* **RAW DATA**:
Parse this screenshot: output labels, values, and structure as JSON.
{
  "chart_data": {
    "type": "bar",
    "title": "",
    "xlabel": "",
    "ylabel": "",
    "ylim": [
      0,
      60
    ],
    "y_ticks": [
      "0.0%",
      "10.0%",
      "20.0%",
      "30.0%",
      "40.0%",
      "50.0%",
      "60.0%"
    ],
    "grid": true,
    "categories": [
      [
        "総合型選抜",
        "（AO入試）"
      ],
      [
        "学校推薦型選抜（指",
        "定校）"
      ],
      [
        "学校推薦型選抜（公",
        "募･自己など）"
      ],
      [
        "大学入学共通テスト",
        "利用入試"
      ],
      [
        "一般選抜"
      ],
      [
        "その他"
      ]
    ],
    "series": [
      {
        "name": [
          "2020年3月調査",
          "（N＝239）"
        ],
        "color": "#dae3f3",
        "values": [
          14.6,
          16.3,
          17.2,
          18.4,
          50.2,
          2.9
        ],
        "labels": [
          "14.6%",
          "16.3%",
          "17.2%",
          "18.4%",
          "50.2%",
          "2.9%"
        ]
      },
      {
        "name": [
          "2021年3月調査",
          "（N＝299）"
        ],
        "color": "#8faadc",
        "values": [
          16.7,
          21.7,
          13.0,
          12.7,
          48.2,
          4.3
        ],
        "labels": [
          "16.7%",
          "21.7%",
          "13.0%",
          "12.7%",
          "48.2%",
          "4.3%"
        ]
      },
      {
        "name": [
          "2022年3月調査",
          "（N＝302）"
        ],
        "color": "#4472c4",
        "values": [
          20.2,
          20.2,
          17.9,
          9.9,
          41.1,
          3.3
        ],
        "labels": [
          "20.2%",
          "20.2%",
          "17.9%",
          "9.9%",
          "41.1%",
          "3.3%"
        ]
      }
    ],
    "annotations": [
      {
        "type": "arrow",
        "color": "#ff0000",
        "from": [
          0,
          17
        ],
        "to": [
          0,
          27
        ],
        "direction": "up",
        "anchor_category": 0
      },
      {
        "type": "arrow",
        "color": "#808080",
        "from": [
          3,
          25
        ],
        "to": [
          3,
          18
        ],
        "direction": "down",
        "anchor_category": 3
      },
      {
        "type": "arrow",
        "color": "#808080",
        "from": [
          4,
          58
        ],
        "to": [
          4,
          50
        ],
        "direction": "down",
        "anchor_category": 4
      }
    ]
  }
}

* **EXERCISE DETAILS**:
Look through the listing and extract every line with "color" in it.

* **EXERCISE OUTPUT**:
        "color": "#dae3f3",
        "color": "#8faadc",
        "color": "#4472c4",
        "color": "#ff0000",
        "color": "#808080",
        "color": "#808080",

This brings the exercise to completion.